##### MATERIAL TO PROCESS

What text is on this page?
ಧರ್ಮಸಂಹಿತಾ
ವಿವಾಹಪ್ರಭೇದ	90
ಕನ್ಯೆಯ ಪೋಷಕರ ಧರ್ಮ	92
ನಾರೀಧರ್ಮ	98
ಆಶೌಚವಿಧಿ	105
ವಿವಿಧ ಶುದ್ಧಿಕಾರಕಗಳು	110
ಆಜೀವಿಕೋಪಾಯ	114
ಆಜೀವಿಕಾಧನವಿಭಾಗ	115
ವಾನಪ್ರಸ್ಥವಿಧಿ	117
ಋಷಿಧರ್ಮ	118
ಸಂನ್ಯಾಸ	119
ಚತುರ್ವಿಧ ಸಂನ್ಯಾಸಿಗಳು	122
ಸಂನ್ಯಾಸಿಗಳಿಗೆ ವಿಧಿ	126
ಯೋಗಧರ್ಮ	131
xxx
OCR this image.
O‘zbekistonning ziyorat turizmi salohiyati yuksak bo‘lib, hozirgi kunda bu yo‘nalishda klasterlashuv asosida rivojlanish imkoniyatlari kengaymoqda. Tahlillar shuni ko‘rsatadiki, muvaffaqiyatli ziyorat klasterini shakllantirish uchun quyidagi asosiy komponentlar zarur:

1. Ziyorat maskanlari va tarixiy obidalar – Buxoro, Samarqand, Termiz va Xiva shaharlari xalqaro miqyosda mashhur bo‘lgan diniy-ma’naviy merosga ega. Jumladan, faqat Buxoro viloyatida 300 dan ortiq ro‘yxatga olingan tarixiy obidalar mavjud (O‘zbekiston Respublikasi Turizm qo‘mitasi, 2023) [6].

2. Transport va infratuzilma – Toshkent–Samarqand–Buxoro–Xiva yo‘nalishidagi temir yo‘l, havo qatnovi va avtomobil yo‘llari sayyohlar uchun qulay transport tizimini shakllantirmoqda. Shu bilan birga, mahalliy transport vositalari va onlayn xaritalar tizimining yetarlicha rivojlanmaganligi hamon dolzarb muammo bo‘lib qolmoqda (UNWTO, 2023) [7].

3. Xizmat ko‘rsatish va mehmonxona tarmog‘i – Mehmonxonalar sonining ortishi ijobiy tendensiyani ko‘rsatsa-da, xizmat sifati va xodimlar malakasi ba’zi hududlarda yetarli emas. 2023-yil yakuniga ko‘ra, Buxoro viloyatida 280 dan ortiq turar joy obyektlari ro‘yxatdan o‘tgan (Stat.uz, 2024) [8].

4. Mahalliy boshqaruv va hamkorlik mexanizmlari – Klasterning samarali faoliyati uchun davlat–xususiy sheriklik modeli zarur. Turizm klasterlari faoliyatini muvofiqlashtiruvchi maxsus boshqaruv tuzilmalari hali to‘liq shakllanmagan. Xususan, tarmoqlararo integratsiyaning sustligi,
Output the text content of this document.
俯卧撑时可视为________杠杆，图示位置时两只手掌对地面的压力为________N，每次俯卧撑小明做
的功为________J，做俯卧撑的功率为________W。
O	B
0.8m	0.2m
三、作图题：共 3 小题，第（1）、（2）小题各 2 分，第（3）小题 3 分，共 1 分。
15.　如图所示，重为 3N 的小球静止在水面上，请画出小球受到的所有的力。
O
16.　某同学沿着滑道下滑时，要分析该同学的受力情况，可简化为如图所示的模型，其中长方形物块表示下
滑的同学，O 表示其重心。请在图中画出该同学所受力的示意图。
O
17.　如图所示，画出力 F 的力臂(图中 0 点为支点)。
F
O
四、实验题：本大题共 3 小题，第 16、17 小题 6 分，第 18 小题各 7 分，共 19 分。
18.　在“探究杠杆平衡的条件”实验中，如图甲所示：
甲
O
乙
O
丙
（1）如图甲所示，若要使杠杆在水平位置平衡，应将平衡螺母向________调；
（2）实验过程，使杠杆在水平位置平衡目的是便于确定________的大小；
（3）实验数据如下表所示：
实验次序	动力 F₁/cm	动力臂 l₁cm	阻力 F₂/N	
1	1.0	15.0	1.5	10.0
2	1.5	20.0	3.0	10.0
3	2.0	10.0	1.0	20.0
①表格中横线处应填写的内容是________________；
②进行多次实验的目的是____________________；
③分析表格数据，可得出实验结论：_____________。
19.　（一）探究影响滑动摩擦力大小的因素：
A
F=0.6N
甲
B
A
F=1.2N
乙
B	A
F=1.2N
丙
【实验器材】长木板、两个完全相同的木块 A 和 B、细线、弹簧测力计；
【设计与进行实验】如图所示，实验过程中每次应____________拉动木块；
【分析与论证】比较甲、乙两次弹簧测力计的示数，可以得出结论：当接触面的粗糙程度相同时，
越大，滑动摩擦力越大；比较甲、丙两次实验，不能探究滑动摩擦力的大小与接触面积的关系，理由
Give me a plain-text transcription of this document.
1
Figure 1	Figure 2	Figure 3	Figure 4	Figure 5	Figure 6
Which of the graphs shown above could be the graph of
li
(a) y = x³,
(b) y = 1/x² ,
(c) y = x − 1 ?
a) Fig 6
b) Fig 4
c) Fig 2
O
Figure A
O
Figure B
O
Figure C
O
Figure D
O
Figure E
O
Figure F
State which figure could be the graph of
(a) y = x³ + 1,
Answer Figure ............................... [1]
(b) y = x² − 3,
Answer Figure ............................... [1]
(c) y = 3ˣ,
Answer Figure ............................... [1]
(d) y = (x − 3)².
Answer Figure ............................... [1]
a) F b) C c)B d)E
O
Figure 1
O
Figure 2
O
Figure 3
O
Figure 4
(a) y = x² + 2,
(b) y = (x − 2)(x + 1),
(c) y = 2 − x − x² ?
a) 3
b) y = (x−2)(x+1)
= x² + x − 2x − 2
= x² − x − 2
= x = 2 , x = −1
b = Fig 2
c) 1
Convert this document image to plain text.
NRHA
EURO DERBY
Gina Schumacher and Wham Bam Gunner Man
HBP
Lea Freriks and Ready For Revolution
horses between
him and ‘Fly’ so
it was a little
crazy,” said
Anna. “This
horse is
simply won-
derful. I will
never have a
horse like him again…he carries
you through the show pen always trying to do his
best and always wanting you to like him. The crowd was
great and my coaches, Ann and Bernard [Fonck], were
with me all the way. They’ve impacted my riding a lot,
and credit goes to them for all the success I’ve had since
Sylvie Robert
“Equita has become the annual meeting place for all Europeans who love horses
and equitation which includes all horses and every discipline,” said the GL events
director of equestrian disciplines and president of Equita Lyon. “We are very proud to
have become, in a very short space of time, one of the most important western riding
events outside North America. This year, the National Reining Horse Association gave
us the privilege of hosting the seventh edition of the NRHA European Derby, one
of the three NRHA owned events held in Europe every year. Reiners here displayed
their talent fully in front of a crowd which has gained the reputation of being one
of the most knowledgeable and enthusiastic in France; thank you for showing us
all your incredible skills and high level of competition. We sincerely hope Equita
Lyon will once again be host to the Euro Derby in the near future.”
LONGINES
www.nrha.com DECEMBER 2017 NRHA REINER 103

##########

**PROBLEM TO WORK ON:** Write the data from above out again, exactly.

**OUTPUT BELOW:**
What text is on this page?
ಧರ್ಮಸಂಹಿತಾ
ವಿವಾಹಪ್ರಭೇದ	90
ಕನ್ಯೆಯ ಪೋಷಕರ ಧರ್ಮ	92
ನಾರೀಧರ್ಮ	98
ಆಶೌಚವಿಧಿ	105
ವಿವಿಧ ಶುದ್ಧಿಕಾರಕಗಳು	110
ಆಜೀವಿಕೋಪಾಯ	114
ಆಜೀವಿಕಾಧನವಿಭಾಗ	115
ವಾನಪ್ರಸ್ಥವಿಧಿ	117
ಋಷಿಧರ್ಮ	118
ಸಂನ್ಯಾಸ	119
ಚತುರ್ವಿಧ ಸಂನ್ಯಾಸಿಗಳು	122
ಸಂನ್ಯಾಸಿಗಳಿಗೆ ವಿಧಿ	126
ಯೋಗಧರ್ಮ	131
xxx
OCR this image.
O‘zbekistonning ziyorat turizmi salohiyati yuksak bo‘lib, hozirgi kunda bu yo‘nalishda klasterlashuv asosida rivojlanish imkoniyatlari kengaymoqda. Tahlillar shuni ko‘rsatadiki, muvaffaqiyatli ziyorat klasterini shakllantirish uchun quyidagi asosiy komponentlar zarur:

1. Ziyorat maskanlari va tarixiy obidalar – Buxoro, Samarqand, Termiz va Xiva shaharlari xalqaro miqyosda mashhur bo‘lgan diniy-ma’naviy merosga ega. Jumladan, faqat Buxoro viloyatida 300 dan ortiq ro‘yxatga olingan tarixiy obidalar mavjud (O‘zbekiston Respublikasi Turizm qo‘mitasi, 2023) [6].

2. Transport va infratuzilma – Toshkent–Samarqand–Buxoro–Xiva yo‘nalishidagi temir yo‘l, havo qatnovi va avtomobil yo‘llari sayyohlar uchun qulay transport tizimini shakllantirmoqda. Shu bilan birga, mahalliy transport vositalari va onlayn xaritalar tizimining yetarlicha rivojlanmaganligi hamon dolzarb muammo bo‘lib qolmoqda (UNWTO, 2023) [7].

3. Xizmat ko‘rsatish va mehmonxona tarmog‘i – Mehmonxonalar sonining ortishi ijobiy tendensiyani ko‘rsatsa-da, xizmat sifati va xodimlar malakasi ba’zi hududlarda yetarli emas. 2023-yil yakuniga ko‘ra, Buxoro viloyatida 280 dan ortiq turar joy obyektlari ro‘yxatdan o‘tgan (Stat.uz, 2024) [8].

4. Mahalliy boshqaruv va hamkorlik mexanizmlari – Klasterning samarali faoliyati uchun davlat–xususiy sheriklik modeli zarur. Turizm klasterlari faoliyatini muvofiqlashtiruvchi maxsus boshqaruv tuzilmalari hali to‘liq shakllanmagan. Xususan, tarmoqlararo integratsiyaning sustligi,
Output the text content of this document.
俯卧撑时可视为________杠杆，图示位置时两只手掌对地面的压力为________N，每次俯卧撑小明做
的功为________J，做俯卧撑的功率为________W。
O	B
0.8m	0.2m
三、作图题：共 3 小题，第（1）、（2）小题各 2 分，第（3）小题 3 分，共 1 分。
15.　如图所示，重为 3N 的小球静止在水面上，请画出小球受到的所有的力。
O
16.　某同学沿着滑道下滑时，要分析该同学的受力情况，可简化为如图所示的模型，其中长方形物块表示下
滑的同学，O 表示其重心。请在图中画出该同学所受力的示意图。
O
17.　如图所示，画出力 F 的力臂(图中 0 点为支点)。
F
O
四、实验题：本大题共 3 小题，第 16、17 小题 6 分，第 18 小题各 7 分，共 19 分。
18.　在“探究杠杆平衡的条件”实验中，如图甲所示：
甲
O
乙
O
丙
（1）如图甲所示，若要使杠杆在水平位置平衡，应将平衡螺母向________调；
（2）实验过程，使杠杆在水平位置平衡目的是便于确定________的大小；
（3）实验数据如下表所示：
实验次序	动力 F₁/cm	动力臂 l₁cm	阻力 F₂/N	
1	1.0	15.0	1.5	10.0
2	1.5	20.0	3.0	10.0
3	2.0	10.0	1.0	20.0
①表格中横线处应填写的内容是________________；
②进行多次实验的目的是____________________；
③分析表格数据，可得出实验结论：_____________。
19.　（一）探究影响滑动摩擦力大小的因素：
A
F=0.6N
甲
B
A
F=1.2N
乙
B	A
F=1.2N
丙
【实验器材】长木板、两个完全相同的木块 A 和 B、细线、弹簧测力计；
【设计与进行实验】如图所示，实验过程中每次应____________拉动木块；
【分析与论证】比较甲、乙两次弹簧测力计的示数，可以得出结论：当接触面的粗糙程度相同时，
越大，滑动摩擦力越大；比较甲、丙两次实验，不能探究滑动摩擦力的大小与接触面积的关系，理由
Give me a plain-text transcription of this document.
1
Figure 1	Figure 2	Figure 3	Figure 4	Figure 5	Figure 6
Which of the graphs shown above could be the graph of
li
(a) y = x³,
(b) y = 1/x² ,
(c) y = x − 1 ?
a) Fig 6
b) Fig 4
c) Fig 2
O
Figure A
O
Figure B
O
Figure C
O
Figure D
O
Figure E
O
Figure F
State which figure could be the graph of
(a) y = x³ + 1,
Answer Figure ............................... [1]
(b) y = x² − 3,
Answer Figure ............................... [1]
(c) y = 3ˣ,
Answer Figure ............................... [1]
(d) y = (x − 3)².
Answer Figure ............................... [1]
a) F b) C c)B d)E
O
Figure 1
O
Figure 2
O
Figure 3
O
Figure 4
(a) y = x² + 2,
(b) y = (x − 2)(x + 1),
(c) y = 2 − x − x² ?
a) 3
b) y = (x−2)(x+1)
= x² + x − 2x − 2
= x² − x − 2
= x = 2 , x = −1
b = Fig 2
c) 1
Convert this document image to plain text.
NRHA
EURO DERBY
Gina Schumacher and Wham Bam Gunner Man
HBP
Lea Freriks and Ready For Revolution
horses between
him and ‘Fly’ so
it was a little
crazy,” said
Anna. “This
horse is
simply won-
derful. I will
never have a
horse like him again…he carries
you through the show pen always trying to do his
best and always wanting you to like him. The crowd was
great and my coaches, Ann and Bernard [Fonck], were
with me all the way. They’ve impacted my riding a lot,
and credit goes to them for all the success I’ve had since
Sylvie Robert
“Equita has become the annual meeting place for all Europeans who love horses
and equitation which includes all horses and every discipline,” said the GL events
director of equestrian disciplines and president of Equita Lyon. “We are very proud to
have become, in a very short space of time, one of the most important western riding
events outside North America. This year, the National Reining Horse Association gave
us the privilege of hosting the seventh edition of the NRHA European Derby, one
of the three NRHA owned events held in Europe every year. Reiners here displayed
their talent fully in front of a crowd which has gained the reputation of being one
of the most knowledgeable and enthusiastic in France; thank you for showing us
all your incredible skills and high level of competition. We sincerely hope Equita
Lyon will once again be host to the Euro Derby in the near future.”
LONGINES
www.nrha.com DECEMBER 2017 NRHA REINER 103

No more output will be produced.